Your task: Check each line of the material below, and copy it if it holds the string "estate".

Stored rows:
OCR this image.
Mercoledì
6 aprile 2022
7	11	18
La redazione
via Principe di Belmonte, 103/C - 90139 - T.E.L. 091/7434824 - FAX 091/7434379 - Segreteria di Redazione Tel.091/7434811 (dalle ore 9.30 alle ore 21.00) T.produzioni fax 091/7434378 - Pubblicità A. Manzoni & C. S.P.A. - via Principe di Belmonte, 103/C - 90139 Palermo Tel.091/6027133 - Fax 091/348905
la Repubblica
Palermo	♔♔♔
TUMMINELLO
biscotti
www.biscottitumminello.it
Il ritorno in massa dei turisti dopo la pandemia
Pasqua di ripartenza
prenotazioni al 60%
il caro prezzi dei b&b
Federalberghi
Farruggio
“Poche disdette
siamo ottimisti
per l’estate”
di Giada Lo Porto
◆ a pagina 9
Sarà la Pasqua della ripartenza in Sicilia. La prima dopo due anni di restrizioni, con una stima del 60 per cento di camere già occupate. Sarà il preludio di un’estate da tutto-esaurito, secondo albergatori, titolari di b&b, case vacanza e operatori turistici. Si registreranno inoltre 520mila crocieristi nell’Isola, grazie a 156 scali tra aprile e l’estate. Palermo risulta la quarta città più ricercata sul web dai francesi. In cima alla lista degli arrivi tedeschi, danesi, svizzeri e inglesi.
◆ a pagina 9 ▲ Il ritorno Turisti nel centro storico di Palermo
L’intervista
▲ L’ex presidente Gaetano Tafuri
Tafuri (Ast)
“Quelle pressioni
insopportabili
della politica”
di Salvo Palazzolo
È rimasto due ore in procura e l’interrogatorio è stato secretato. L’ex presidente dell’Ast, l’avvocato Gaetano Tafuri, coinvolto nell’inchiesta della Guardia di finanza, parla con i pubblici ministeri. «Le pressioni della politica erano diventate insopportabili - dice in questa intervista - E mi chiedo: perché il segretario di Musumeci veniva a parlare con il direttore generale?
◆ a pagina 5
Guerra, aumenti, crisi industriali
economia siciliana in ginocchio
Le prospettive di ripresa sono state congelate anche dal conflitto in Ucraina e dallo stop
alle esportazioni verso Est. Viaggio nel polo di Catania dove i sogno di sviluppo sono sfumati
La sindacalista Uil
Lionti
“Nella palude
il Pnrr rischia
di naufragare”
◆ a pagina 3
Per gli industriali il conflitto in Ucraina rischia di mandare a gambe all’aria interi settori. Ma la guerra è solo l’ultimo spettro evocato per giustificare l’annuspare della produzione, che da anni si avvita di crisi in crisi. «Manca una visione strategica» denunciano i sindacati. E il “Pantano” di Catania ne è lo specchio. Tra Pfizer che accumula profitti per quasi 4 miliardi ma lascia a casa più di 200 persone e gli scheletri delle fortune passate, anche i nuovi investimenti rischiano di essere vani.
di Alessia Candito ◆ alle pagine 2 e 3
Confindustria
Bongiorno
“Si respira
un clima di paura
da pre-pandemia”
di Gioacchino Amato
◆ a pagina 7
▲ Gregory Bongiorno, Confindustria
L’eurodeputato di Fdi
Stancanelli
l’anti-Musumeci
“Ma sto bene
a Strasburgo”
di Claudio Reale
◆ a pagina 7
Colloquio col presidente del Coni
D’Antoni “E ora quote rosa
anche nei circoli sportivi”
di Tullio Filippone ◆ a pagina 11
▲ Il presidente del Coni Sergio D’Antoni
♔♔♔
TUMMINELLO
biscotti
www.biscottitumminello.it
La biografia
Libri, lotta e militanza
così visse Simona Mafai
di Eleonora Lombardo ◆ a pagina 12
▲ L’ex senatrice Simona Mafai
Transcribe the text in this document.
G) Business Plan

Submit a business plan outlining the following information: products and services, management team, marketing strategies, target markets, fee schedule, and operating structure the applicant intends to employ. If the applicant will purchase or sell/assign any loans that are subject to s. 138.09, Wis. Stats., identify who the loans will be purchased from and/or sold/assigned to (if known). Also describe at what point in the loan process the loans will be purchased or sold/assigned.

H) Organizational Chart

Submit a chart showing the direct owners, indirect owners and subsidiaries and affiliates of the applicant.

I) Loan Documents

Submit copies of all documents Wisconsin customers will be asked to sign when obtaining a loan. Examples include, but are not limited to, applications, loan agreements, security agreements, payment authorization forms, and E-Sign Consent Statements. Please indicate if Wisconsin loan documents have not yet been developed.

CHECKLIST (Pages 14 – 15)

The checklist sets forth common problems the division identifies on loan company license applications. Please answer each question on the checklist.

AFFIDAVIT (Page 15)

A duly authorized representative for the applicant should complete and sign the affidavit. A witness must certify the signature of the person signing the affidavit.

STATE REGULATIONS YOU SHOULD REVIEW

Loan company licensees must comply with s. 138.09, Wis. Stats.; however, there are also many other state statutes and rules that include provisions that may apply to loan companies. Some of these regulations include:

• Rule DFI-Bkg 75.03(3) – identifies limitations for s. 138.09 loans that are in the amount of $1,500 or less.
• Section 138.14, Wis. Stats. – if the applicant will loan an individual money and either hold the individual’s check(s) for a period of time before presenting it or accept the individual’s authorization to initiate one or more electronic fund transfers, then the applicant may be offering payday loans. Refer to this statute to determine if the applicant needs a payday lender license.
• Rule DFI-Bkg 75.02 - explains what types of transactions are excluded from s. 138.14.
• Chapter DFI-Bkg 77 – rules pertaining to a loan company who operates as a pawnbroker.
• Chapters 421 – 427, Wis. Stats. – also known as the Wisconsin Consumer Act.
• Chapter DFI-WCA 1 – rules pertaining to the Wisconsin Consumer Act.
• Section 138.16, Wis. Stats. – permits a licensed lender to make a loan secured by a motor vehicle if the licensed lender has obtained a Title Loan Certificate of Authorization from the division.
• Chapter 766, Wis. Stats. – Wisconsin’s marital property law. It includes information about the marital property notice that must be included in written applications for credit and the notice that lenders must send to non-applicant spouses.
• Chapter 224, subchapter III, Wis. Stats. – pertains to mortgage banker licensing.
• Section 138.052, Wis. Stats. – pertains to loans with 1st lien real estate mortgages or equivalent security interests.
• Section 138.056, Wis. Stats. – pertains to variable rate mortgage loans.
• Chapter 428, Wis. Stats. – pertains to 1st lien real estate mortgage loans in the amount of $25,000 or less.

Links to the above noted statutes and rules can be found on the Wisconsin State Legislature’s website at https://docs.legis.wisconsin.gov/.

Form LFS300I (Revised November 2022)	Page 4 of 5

Exercise solution:
per l’estate”
Sarà la Pasqua della ripartenza in Sicilia. La prima dopo due anni di restrizioni, con una stima del 60 per cento di camere già occupate. Sarà il preludio di un’estate da tutto-esaurito, secondo albergatori, titolari di b&b, case vacanza e operatori turistici. Si registreranno inoltre 520mila crocieristi nell’Isola, grazie a 156 scali tra aprile e l’estate. Palermo risulta la quarta città più ricercata sul web dai francesi. In cima alla lista degli arrivi tedeschi, danesi, svizzeri e inglesi.
• Section 138.052, Wis. Stats. – pertains to loans with 1st lien real estate mortgages or equivalent security interests.
• Chapter 428, Wis. Stats. – pertains to 1st lien real estate mortgage loans in the amount of $25,000 or less.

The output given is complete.